Records for processing =
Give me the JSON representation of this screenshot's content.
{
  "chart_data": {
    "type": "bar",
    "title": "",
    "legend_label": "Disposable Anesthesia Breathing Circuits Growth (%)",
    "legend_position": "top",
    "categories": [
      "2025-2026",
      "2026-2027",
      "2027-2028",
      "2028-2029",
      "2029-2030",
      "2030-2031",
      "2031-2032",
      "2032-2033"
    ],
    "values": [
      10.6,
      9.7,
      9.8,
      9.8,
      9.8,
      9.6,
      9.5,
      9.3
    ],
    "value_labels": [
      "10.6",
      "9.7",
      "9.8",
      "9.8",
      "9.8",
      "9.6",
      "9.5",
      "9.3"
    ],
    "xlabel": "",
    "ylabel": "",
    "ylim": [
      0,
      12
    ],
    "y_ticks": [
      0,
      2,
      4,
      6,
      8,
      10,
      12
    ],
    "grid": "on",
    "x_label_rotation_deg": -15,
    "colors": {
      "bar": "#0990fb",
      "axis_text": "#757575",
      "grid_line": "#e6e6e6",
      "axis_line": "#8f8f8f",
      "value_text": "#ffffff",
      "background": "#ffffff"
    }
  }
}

* * *

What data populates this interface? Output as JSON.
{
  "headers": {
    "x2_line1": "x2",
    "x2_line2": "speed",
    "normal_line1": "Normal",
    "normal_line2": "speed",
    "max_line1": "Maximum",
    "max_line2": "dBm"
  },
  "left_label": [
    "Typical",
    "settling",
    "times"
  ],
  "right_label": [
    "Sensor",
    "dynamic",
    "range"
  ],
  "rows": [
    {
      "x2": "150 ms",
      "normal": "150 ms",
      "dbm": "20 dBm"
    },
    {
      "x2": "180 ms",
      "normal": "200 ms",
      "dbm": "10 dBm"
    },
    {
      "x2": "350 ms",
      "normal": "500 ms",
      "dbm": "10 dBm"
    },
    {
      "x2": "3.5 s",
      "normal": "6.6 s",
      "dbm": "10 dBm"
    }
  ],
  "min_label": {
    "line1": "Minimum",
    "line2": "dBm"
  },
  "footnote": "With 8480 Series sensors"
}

Task to carry out = Using the listing above, list every line in which the string "JSON" occurs.

Result =
Give me the JSON representation of this screenshot's content.
What data populates this interface? Output as JSON.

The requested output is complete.